Without the pictures, write out all the lines below exactly as they appear.

— begin Exercise material —

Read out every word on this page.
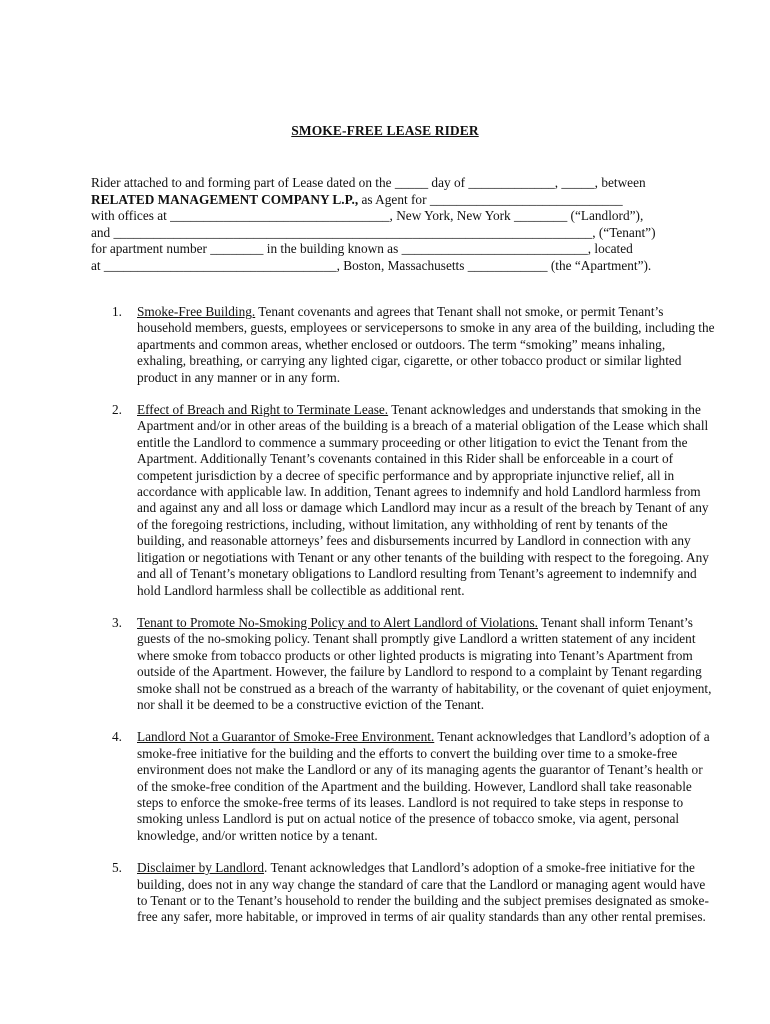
SMOKE-FREE LEASE RIDER
Rider attached to and forming part of Lease dated on the _____ day of _____________, _____, between
RELATED MANAGEMENT COMPANY L.P., as Agent for _____________________________
with offices at _________________________________, New York, New York ________ (“Landlord”),
and ________________________________________________________________________, (“Tenant”)
for apartment number ________ in the building known as ____________________________, located
at ___________________________________, Boston, Massachusetts ____________ (the “Apartment”).
1. Smoke-Free Building. Tenant covenants and agrees that Tenant shall not smoke, or permit Tenant’s
household members, guests, employees or servicepersons to smoke in any area of the building, including the
apartments and common areas, whether enclosed or outdoors. The term “smoking” means inhaling,
exhaling, breathing, or carrying any lighted cigar, cigarette, or other tobacco product or similar lighted
product in any manner or in any form.
2. Effect of Breach and Right to Terminate Lease. Tenant acknowledges and understands that smoking in the
Apartment and/or in other areas of the building is a breach of a material obligation of the Lease which shall
entitle the Landlord to commence a summary proceeding or other litigation to evict the Tenant from the
Apartment. Additionally Tenant’s covenants contained in this Rider shall be enforceable in a court of
competent jurisdiction by a decree of specific performance and by appropriate injunctive relief, all in
accordance with applicable law. In addition, Tenant agrees to indemnify and hold Landlord harmless from
and against any and all loss or damage which Landlord may incur as a result of the breach by Tenant of any
of the foregoing restrictions, including, without limitation, any withholding of rent by tenants of the
building, and reasonable attorneys’ fees and disbursements incurred by Landlord in connection with any
litigation or negotiations with Tenant or any other tenants of the building with respect to the foregoing. Any
and all of Tenant’s monetary obligations to Landlord resulting from Tenant’s agreement to indemnify and
hold Landlord harmless shall be collectible as additional rent.
3. Tenant to Promote No-Smoking Policy and to Alert Landlord of Violations. Tenant shall inform Tenant’s
guests of the no-smoking policy. Tenant shall promptly give Landlord a written statement of any incident
where smoke from tobacco products or other lighted products is migrating into Tenant’s Apartment from
outside of the Apartment. However, the failure by Landlord to respond to a complaint by Tenant regarding
smoke shall not be construed as a breach of the warranty of habitability, or the covenant of quiet enjoyment,
nor shall it be deemed to be a constructive eviction of the Tenant.
4. Landlord Not a Guarantor of Smoke-Free Environment. Tenant acknowledges that Landlord’s adoption of a
smoke-free initiative for the building and the efforts to convert the building over time to a smoke-free
environment does not make the Landlord or any of its managing agents the guarantor of Tenant’s health or
of the smoke-free condition of the Apartment and the building. However, Landlord shall take reasonable
steps to enforce the smoke-free terms of its leases. Landlord is not required to take steps in response to
smoking unless Landlord is put on actual notice of the presence of tobacco smoke, via agent, personal
knowledge, and/or written notice by a tenant.
5. Disclaimer by Landlord. Tenant acknowledges that Landlord’s adoption of a smoke-free initiative for the
building, does not in any way change the standard of care that the Landlord or managing agent would have
to Tenant or to the Tenant’s household to render the building and the subject premises designated as smoke-
free any safer, more habitable, or improved in terms of air quality standards than any other rental premises.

— end Exercise material —

Exercise result —
Read out every word on this page.
SMOKE-FREE LEASE RIDER
Rider attached to and forming part of Lease dated on the _____ day of _____________, _____, between
RELATED MANAGEMENT COMPANY L.P., as Agent for _____________________________
with offices at _________________________________, New York, New York ________ (“Landlord”),
and ________________________________________________________________________, (“Tenant”)
for apartment number ________ in the building known as ____________________________, located
at ___________________________________, Boston, Massachusetts ____________ (the “Apartment”).
1. Smoke-Free Building. Tenant covenants and agrees that Tenant shall not smoke, or permit Tenant’s
household members, guests, employees or servicepersons to smoke in any area of the building, including the
apartments and common areas, whether enclosed or outdoors. The term “smoking” means inhaling,
exhaling, breathing, or carrying any lighted cigar, cigarette, or other tobacco product or similar lighted
product in any manner or in any form.
2. Effect of Breach and Right to Terminate Lease. Tenant acknowledges and understands that smoking in the
Apartment and/or in other areas of the building is a breach of a material obligation of the Lease which shall
entitle the Landlord to commence a summary proceeding or other litigation to evict the Tenant from the
Apartment. Additionally Tenant’s covenants contained in this Rider shall be enforceable in a court of
competent jurisdiction by a decree of specific performance and by appropriate injunctive relief, all in
accordance with applicable law. In addition, Tenant agrees to indemnify and hold Landlord harmless from
and against any and all loss or damage which Landlord may incur as a result of the breach by Tenant of any
of the foregoing restrictions, including, without limitation, any withholding of rent by tenants of the
building, and reasonable attorneys’ fees and disbursements incurred by Landlord in connection with any
litigation or negotiations with Tenant or any other tenants of the building with respect to the foregoing. Any
and all of Tenant’s monetary obligations to Landlord resulting from Tenant’s agreement to indemnify and
hold Landlord harmless shall be collectible as additional rent.
3. Tenant to Promote No-Smoking Policy and to Alert Landlord of Violations. Tenant shall inform Tenant’s
guests of the no-smoking policy. Tenant shall promptly give Landlord a written statement of any incident
where smoke from tobacco products or other lighted products is migrating into Tenant’s Apartment from
outside of the Apartment. However, the failure by Landlord to respond to a complaint by Tenant regarding
smoke shall not be construed as a breach of the warranty of habitability, or the covenant of quiet enjoyment,
nor shall it be deemed to be a constructive eviction of the Tenant.
4. Landlord Not a Guarantor of Smoke-Free Environment. Tenant acknowledges that Landlord’s adoption of a
smoke-free initiative for the building and the efforts to convert the building over time to a smoke-free
environment does not make the Landlord or any of its managing agents the guarantor of Tenant’s health or
of the smoke-free condition of the Apartment and the building. However, Landlord shall take reasonable
steps to enforce the smoke-free terms of its leases. Landlord is not required to take steps in response to
smoking unless Landlord is put on actual notice of the presence of tobacco smoke, via agent, personal
knowledge, and/or written notice by a tenant.
5. Disclaimer by Landlord. Tenant acknowledges that Landlord’s adoption of a smoke-free initiative for the
building, does not in any way change the standard of care that the Landlord or managing agent would have
to Tenant or to the Tenant’s household to render the building and the subject premises designated as smoke-
free any safer, more habitable, or improved in terms of air quality standards than any other rental premises.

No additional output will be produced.